◆ Directions for this task: Turn all of the records below into a Markdown table with two columns, No and Line. Give each non-blank line its own row, numbered in order, and leave out blank lines.

◆ Recorded information:
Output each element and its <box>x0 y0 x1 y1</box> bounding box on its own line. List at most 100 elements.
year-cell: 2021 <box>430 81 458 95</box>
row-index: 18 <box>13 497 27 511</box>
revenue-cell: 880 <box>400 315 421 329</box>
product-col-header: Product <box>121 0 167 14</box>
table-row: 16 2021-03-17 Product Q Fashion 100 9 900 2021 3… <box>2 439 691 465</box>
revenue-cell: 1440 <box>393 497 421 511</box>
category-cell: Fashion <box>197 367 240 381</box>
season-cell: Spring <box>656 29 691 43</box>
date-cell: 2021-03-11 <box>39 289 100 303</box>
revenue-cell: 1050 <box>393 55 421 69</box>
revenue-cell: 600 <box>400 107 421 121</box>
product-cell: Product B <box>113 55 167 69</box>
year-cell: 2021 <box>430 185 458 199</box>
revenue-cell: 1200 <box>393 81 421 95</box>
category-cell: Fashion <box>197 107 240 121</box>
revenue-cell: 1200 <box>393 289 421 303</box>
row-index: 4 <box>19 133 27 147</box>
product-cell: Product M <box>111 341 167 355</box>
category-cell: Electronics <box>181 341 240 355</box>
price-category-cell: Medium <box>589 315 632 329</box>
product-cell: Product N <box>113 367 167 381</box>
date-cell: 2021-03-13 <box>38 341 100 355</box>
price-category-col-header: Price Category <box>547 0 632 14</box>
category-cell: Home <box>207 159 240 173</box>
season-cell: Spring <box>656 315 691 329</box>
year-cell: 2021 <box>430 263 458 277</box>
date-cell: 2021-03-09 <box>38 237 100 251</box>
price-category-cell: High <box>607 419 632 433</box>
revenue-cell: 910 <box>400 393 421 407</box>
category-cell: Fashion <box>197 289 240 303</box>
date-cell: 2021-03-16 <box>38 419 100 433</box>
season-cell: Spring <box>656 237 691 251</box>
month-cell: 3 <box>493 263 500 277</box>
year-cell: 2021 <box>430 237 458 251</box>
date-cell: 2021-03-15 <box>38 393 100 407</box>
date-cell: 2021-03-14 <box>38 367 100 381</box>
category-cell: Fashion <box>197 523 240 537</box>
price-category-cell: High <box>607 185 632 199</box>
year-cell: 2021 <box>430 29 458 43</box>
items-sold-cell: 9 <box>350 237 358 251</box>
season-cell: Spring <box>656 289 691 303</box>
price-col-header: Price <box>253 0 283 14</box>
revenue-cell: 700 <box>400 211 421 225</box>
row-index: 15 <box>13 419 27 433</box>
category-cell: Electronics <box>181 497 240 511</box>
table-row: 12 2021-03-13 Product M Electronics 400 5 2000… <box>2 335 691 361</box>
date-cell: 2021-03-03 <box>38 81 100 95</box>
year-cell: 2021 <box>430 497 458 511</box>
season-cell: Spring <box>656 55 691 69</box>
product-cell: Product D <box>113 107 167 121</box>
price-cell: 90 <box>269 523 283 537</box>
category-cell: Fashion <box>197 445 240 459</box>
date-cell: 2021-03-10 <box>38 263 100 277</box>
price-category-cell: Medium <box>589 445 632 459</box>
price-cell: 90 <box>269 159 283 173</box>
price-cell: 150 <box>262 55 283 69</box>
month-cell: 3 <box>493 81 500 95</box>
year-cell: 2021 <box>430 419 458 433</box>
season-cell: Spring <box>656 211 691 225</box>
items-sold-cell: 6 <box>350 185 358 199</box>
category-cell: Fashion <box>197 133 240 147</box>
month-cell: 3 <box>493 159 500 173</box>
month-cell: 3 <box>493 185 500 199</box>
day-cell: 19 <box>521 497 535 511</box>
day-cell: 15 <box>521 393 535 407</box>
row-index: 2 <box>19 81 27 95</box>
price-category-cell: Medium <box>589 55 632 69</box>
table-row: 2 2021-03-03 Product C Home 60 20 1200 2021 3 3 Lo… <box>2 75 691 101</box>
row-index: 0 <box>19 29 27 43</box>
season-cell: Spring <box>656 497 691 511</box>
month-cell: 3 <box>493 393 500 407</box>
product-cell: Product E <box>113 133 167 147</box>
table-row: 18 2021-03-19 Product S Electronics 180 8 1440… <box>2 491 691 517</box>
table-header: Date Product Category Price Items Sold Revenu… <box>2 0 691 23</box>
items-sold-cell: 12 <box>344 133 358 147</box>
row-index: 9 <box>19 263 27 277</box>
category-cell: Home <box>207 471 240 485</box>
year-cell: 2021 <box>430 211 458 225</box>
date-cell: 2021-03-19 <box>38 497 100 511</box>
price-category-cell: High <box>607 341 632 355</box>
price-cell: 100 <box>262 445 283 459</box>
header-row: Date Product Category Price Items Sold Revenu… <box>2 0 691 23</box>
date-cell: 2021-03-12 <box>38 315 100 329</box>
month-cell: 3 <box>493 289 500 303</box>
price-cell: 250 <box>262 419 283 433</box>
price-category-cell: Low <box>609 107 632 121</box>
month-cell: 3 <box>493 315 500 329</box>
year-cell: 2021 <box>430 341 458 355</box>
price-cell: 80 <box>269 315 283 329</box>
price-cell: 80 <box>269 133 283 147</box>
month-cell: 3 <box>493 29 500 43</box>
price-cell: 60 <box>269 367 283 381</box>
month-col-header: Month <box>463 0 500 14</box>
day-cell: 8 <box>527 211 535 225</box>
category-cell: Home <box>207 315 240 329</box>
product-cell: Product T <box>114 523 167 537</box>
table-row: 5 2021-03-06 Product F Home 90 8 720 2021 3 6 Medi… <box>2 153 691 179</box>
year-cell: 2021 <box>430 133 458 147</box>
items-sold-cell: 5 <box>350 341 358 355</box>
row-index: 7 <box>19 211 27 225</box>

◆ Finished exercise:
| No | Line |
|---|---|
| 1 | Output each element and its <box>x0 y0 x1 y1</box> bounding box on its own line. List at most 100 elements. |
| 2 | year-cell: 2021 <box>430 81 458 95</box> |
| 3 | row-index: 18 <box>13 497 27 511</box> |
| 4 | revenue-cell: 880 <box>400 315 421 329</box> |
| 5 | product-col-header: Product <box>121 0 167 14</box> |
| 6 | table-row: 16 2021-03-17 Product Q Fashion 100 9 900 2021 3… <box>2 439 691 465</box> |
| 7 | revenue-cell: 1440 <box>393 497 421 511</box> |
| 8 | category-cell: Fashion <box>197 367 240 381</box> |
| 9 | season-cell: Spring <box>656 29 691 43</box> |
| 10 | date-cell: 2021-03-11 <box>39 289 100 303</box> |
| 11 | revenue-cell: 1050 <box>393 55 421 69</box> |
| 12 | revenue-cell: 600 <box>400 107 421 121</box> |
| 13 | product-cell: Product B <box>113 55 167 69</box> |
| 14 | year-cell: 2021 <box>430 185 458 199</box> |
| 15 | revenue-cell: 1200 <box>393 81 421 95</box> |
| 16 | category-cell: Fashion <box>197 107 240 121</box> |
| 17 | revenue-cell: 1200 <box>393 289 421 303</box> |
| 18 | row-index: 4 <box>19 133 27 147</box> |
| 19 | product-cell: Product M <box>111 341 167 355</box> |
| 20 | category-cell: Electronics <box>181 341 240 355</box> |
| 21 | price-category-cell: Medium <box>589 315 632 329</box> |
| 22 | product-cell: Product N <box>113 367 167 381</box> |
| 23 | date-cell: 2021-03-13 <box>38 341 100 355</box> |
| 24 | price-category-col-header: Price Category <box>547 0 632 14</box> |
| 25 | category-cell: Home <box>207 159 240 173</box> |
| 26 | season-cell: Spring <box>656 315 691 329</box> |
| 27 | year-cell: 2021 <box>430 263 458 277</box> |
| 28 | date-cell: 2021-03-09 <box>38 237 100 251</box> |
| 29 | price-category-cell: High <box>607 419 632 433</box> |
| 30 | revenue-cell: 910 <box>400 393 421 407</box> |
| 31 | category-cell: Fashion <box>197 289 240 303</box> |
| 32 | date-cell: 2021-03-16 <box>38 419 100 433</box> |
| 33 | season-cell: Spring <box>656 237 691 251</box> |
| 34 | month-cell: 3 <box>493 263 500 277</box> |
| 35 | year-cell: 2021 <box>430 237 458 251</box> |
| 36 | date-cell: 2021-03-15 <box>38 393 100 407</box> |
| 37 | date-cell: 2021-03-14 <box>38 367 100 381</box> |
| 38 | category-cell: Fashion <box>197 523 240 537</box> |
| 39 | price-category-cell: High <box>607 185 632 199</box> |
| 40 | year-cell: 2021 <box>430 29 458 43</box> |
| 41 | items-sold-cell: 9 <box>350 237 358 251</box> |
| 42 | season-cell: Spring <box>656 289 691 303</box> |
| 43 | price-col-header: Price <box>253 0 283 14</box> |
| 44 | revenue-cell: 700 <box>400 211 421 225</box> |
| 45 | row-index: 15 <box>13 419 27 433</box> |
| 46 | category-cell: Electronics <box>181 497 240 511</box> |
| 47 | table-row: 12 2021-03-13 Product M Electronics 400 5 2000… <box>2 335 691 361</box> |
| 48 | date-cell: 2021-03-03 <box>38 81 100 95</box> |
| 49 | year-cell: 2021 <box>430 497 458 511</box> |
| 50 | season-cell: Spring <box>656 55 691 69</box> |
| 51 | product-cell: Product D <box>113 107 167 121</box> |
| 52 | price-cell: 90 <box>269 523 283 537</box> |
| 53 | category-cell: Fashion <box>197 445 240 459</box> |
| 54 | date-cell: 2021-03-10 <box>38 263 100 277</box> |
| 55 | price-category-cell: Medium <box>589 445 632 459</box> |
| 56 | price-cell: 90 <box>269 159 283 173</box> |
| 57 | price-cell: 150 <box>262 55 283 69</box> |
| 58 | month-cell: 3 <box>493 81 500 95</box> |
| 59 | year-cell: 2021 <box>430 419 458 433</box> |
| 60 | season-cell: Spring <box>656 211 691 225</box> |
| 61 | items-sold-cell: 6 <box>350 185 358 199</box> |
| 62 | category-cell: Fashion <box>197 133 240 147</box> |
| 63 | month-cell: 3 <box>493 159 500 173</box> |
| 64 | month-cell: 3 <box>493 185 500 199</box> |
| 65 | day-cell: 19 <box>521 497 535 511</box> |
| 66 | day-cell: 15 <box>521 393 535 407</box> |
| 67 | row-index: 2 <box>19 81 27 95</box> |
| 68 | price-category-cell: Medium <box>589 55 632 69</box> |
| 69 | table-row: 2 2021-03-03 Product C Home 60 20 1200 2021 3 3 Lo… <box>2 75 691 101</box> |
| 70 | row-index: 0 <box>19 29 27 43</box> |
| 71 | season-cell: Spring <box>656 497 691 511</box> |
| 72 | month-cell: 3 <box>493 393 500 407</box> |
| 73 | product-cell: Product E <box>113 133 167 147</box> |
| 74 | table-row: 18 2021-03-19 Product S Electronics 180 8 1440… <box>2 491 691 517</box> |
| 75 | table-header: Date Product Category Price Items Sold Revenu… <box>2 0 691 23</box> |
| 76 | items-sold-cell: 12 <box>344 133 358 147</box> |
| 77 | row-index: 9 <box>19 263 27 277</box> |
| 78 | category-cell: Home <box>207 471 240 485</box> |
| 79 | year-cell: 2021 <box>430 211 458 225</box> |
| 80 | date-cell: 2021-03-19 <box>38 497 100 511</box> |
| 81 | price-category-cell: High <box>607 341 632 355</box> |
| 82 | price-cell: 100 <box>262 445 283 459</box> |
| 83 | header-row: Date Product Category Price Items Sold Revenu… <box>2 0 691 23</box> |
| 84 | date-cell: 2021-03-12 <box>38 315 100 329</box> |
| 85 | month-cell: 3 <box>493 289 500 303</box> |
| 86 | price-cell: 250 <box>262 419 283 433</box> |
| 87 | price-category-cell: Low <box>609 107 632 121</box> |
| 88 | month-cell: 3 <box>493 315 500 329</box> |
| 89 | year-cell: 2021 <box>430 341 458 355</box> |
| 90 | price-cell: 80 <box>269 315 283 329</box> |
| 91 | price-cell: 80 <box>269 133 283 147</box> |
| 92 | month-cell: 3 <box>493 29 500 43</box> |
| 93 | price-cell: 60 <box>269 367 283 381</box> |
| 94 | month-col-header: Month <box>463 0 500 14</box> |
| 95 | day-cell: 8 <box>527 211 535 225</box> |
| 96 | category-cell: Home <box>207 315 240 329</box> |
| 97 | product-cell: Product T <box>114 523 167 537</box> |
| 98 | table-row: 5 2021-03-06 Product F Home 90 8 720 2021 3 6 Medi… <box>2 153 691 179</box> |
| 99 | year-cell: 2021 <box>430 133 458 147</box> |
| 100 | items-sold-cell: 5 <box>350 341 358 355</box> |
| 101 | row-index: 7 <box>19 211 27 225</box> |